Dataset items
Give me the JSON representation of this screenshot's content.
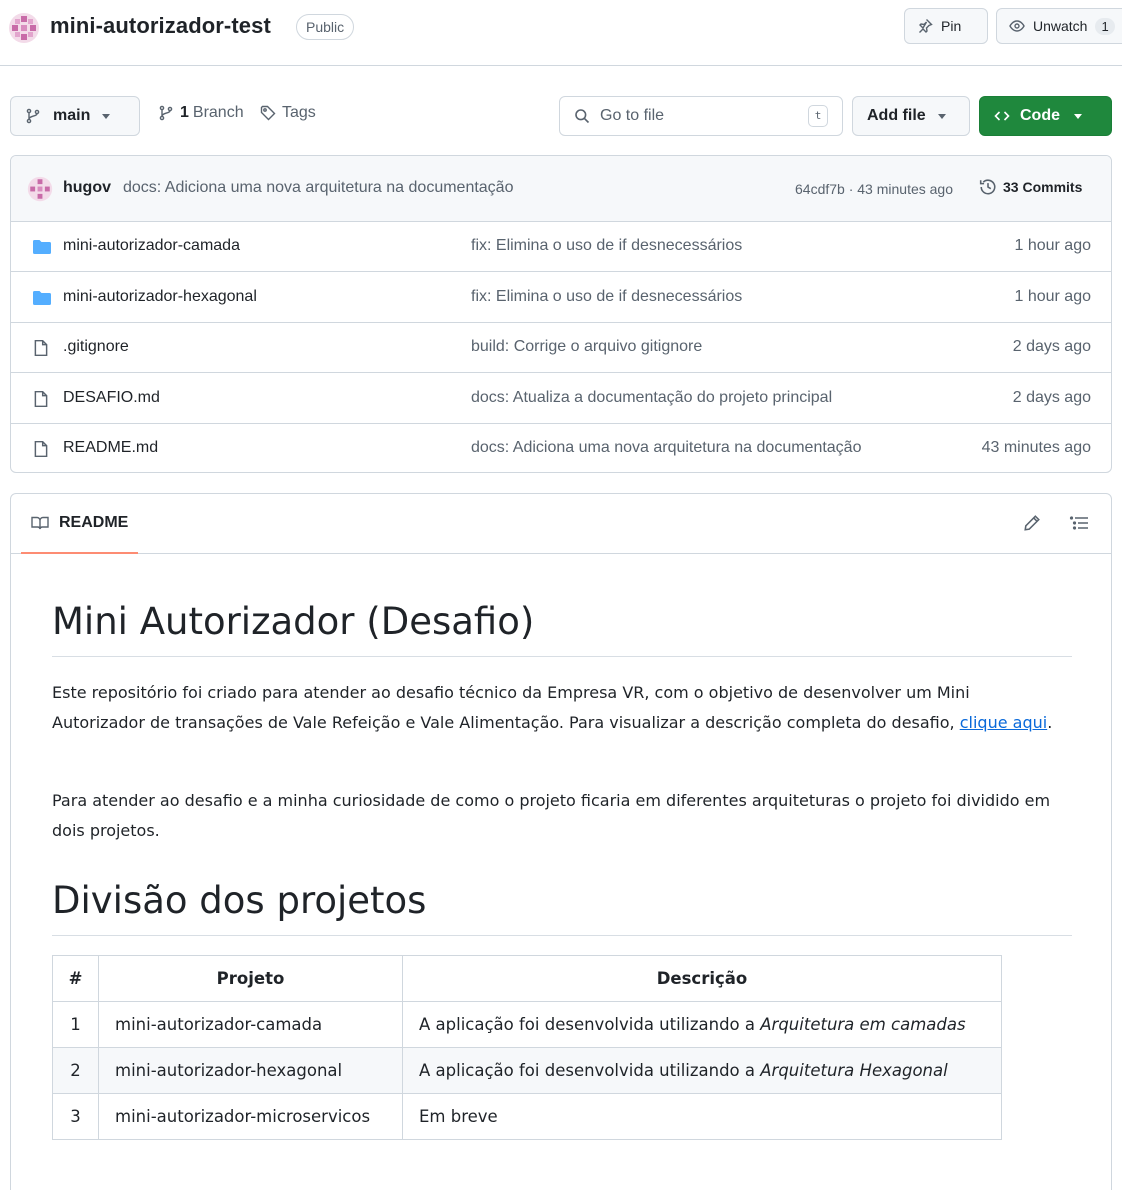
{
  "header": {
    "repo_name": "mini-autorizador-test",
    "visibility": "Public",
    "pin_label": "Pin",
    "unwatch_label": "Unwatch",
    "watch_count": "1"
  },
  "toolbar": {
    "branch": "main",
    "branches_count": "1",
    "branches_label": "Branch",
    "tags_label": "Tags",
    "search_placeholder": "Go to file",
    "search_shortcut": "t",
    "add_file_label": "Add file",
    "code_label": "Code"
  },
  "latest_commit": {
    "author": "hugov",
    "message": "docs: Adiciona uma nova arquitetura na documentação",
    "hash_time": "64cdf7b · 43 minutes ago",
    "commits_count": "33 Commits"
  },
  "files": [
    {
      "type": "folder",
      "name": "mini-autorizador-camada",
      "message": "fix: Elimina o uso de if desnecessários",
      "time": "1 hour ago"
    },
    {
      "type": "folder",
      "name": "mini-autorizador-hexagonal",
      "message": "fix: Elimina o uso de if desnecessários",
      "time": "1 hour ago"
    },
    {
      "type": "file",
      "name": ".gitignore",
      "message": "build: Corrige o arquivo gitignore",
      "time": "2 days ago"
    },
    {
      "type": "file",
      "name": "DESAFIO.md",
      "message": "docs: Atualiza a documentação do projeto principal",
      "time": "2 days ago"
    },
    {
      "type": "file",
      "name": "README.md",
      "message": "docs: Adiciona uma nova arquitetura na documentação",
      "time": "43 minutes ago"
    }
  ],
  "readme": {
    "tab_label": "README",
    "title": "Mini Autorizador (Desafio)",
    "intro_text": "Este repositório foi criado para atender ao desafio técnico da Empresa VR, com o objetivo de desenvolver um Mini Autorizador de transações de Vale Refeição e Vale Alimentação. Para visualizar a descrição completa do desafio, ",
    "intro_link": "clique aqui",
    "intro_end": ".",
    "paragraph2": "Para atender ao desafio e a minha curiosidade de como o projeto ficaria em diferentes arquiteturas o projeto foi dividido em dois projetos.",
    "section_title": "Divisão dos projetos",
    "table": {
      "headers": [
        "#",
        "Projeto",
        "Descrição"
      ],
      "desc_prefix": "A aplicação foi desenvolvida utilizando a ",
      "rows": [
        {
          "num": "1",
          "projeto": "mini-autorizador-camada",
          "desc_prefix": "A aplicação foi desenvolvida utilizando a ",
          "desc_em": "Arquitetura em camadas"
        },
        {
          "num": "2",
          "projeto": "mini-autorizador-hexagonal",
          "desc_prefix": "A aplicação foi desenvolvida utilizando a ",
          "desc_em": "Arquitetura Hexagonal"
        },
        {
          "num": "3",
          "projeto": "mini-autorizador-microservicos",
          "desc_prefix": "Em breve",
          "desc_em": ""
        }
      ]
    }
  },
  "colors": {
    "accent_green": "#1f883d",
    "folder_blue": "#54aeff",
    "link_blue": "#0969da",
    "tab_underline": "#fd8c73"
  },
  "icons": [
    "repo-avatar-icon",
    "pin-icon",
    "eye-icon",
    "branch-icon",
    "tag-icon",
    "search-icon",
    "code-icon",
    "history-icon",
    "folder-icon",
    "file-icon",
    "book-icon",
    "pencil-icon",
    "list-icon"
  ]
}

**Required task**. In the lines above, locate the string "documentação". Copy every line where it occurs.

**Task output**.
    "message": "docs: Adiciona uma nova arquitetura na documentação",
      "message": "docs: Atualiza a documentação do projeto principal",
      "message": "docs: Adiciona uma nova arquitetura na documentação",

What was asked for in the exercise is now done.